What you should do » Which lines hold the word "Community"? Copy each one.
○ ○ ○
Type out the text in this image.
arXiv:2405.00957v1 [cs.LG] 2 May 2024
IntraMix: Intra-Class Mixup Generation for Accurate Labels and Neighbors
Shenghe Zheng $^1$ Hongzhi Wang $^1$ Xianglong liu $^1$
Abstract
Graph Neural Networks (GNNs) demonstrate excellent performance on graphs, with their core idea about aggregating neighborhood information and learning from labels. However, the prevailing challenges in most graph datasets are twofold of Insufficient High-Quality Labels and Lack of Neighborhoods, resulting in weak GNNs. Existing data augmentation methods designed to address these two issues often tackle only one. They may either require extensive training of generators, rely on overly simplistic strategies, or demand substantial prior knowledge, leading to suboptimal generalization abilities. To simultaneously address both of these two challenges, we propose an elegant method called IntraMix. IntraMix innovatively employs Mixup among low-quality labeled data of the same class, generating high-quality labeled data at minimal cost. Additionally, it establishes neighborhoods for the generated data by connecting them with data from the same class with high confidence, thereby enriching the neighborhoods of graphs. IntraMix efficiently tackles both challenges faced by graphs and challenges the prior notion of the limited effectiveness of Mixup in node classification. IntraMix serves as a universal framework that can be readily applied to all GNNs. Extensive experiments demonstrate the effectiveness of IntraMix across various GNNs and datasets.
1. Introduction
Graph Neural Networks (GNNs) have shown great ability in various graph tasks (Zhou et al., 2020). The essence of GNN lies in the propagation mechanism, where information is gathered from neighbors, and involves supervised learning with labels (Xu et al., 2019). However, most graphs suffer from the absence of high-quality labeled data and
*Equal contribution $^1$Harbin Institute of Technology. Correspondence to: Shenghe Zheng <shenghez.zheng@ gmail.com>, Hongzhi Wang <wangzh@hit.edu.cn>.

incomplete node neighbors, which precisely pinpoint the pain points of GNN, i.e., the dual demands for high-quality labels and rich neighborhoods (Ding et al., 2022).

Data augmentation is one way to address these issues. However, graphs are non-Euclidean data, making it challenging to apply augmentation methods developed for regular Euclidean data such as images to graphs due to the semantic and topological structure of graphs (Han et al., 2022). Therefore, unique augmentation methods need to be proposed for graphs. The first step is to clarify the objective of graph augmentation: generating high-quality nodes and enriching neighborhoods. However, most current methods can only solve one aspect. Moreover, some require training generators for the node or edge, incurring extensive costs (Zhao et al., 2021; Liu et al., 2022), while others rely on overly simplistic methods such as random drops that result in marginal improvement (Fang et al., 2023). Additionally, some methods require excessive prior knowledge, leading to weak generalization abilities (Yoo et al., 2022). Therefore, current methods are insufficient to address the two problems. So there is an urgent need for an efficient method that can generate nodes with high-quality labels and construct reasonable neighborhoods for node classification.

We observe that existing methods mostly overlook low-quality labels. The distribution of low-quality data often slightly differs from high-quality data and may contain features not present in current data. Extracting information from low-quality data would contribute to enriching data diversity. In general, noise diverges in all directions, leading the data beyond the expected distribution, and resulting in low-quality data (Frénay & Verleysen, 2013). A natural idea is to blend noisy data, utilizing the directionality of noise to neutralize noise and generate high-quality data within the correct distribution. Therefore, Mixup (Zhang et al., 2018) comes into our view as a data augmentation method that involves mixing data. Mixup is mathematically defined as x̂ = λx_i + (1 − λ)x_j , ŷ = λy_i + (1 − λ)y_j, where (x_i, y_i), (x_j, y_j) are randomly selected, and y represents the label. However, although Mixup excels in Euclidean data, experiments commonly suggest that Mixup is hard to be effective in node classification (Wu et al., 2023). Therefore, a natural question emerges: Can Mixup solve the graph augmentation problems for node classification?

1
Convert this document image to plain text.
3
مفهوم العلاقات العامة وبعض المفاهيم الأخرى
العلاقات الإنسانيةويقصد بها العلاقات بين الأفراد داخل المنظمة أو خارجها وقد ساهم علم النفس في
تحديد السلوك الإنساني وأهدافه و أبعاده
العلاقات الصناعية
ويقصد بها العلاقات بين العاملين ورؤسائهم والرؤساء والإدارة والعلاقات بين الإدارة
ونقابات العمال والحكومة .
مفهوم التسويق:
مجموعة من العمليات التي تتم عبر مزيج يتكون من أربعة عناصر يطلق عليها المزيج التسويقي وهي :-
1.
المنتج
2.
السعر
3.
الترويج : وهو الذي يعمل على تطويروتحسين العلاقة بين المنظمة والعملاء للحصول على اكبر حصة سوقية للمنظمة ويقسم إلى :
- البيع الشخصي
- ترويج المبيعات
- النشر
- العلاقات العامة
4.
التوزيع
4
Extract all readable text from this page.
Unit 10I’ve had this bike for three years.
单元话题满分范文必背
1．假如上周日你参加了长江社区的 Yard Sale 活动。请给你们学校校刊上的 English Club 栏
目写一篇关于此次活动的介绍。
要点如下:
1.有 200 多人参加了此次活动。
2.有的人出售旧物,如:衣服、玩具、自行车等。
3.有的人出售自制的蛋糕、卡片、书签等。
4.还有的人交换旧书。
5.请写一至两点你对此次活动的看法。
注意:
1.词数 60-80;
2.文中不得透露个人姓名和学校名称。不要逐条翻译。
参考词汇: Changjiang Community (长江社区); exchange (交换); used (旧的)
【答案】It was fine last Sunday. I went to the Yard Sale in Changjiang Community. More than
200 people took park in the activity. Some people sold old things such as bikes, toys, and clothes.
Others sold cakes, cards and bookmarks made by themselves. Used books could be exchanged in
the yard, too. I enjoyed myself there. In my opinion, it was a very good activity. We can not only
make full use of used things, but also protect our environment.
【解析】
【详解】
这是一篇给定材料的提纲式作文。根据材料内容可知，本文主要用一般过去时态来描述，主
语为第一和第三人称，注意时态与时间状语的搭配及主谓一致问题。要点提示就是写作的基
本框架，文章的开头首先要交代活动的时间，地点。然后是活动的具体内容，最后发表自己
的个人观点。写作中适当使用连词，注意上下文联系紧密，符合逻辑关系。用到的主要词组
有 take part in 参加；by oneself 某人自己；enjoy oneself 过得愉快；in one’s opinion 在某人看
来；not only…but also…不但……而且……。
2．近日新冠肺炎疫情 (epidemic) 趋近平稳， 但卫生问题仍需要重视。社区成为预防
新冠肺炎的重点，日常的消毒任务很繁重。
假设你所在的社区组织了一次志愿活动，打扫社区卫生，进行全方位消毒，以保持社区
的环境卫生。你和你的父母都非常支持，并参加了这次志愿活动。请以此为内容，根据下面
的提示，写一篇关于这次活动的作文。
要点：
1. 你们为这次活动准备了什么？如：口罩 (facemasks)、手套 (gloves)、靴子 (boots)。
○ ○ ○
Final result »
参考词汇: Changjiang Community (长江社区); exchange (交换); used (旧的)
【答案】It was fine last Sunday. I went to the Yard Sale in Changjiang Community. More than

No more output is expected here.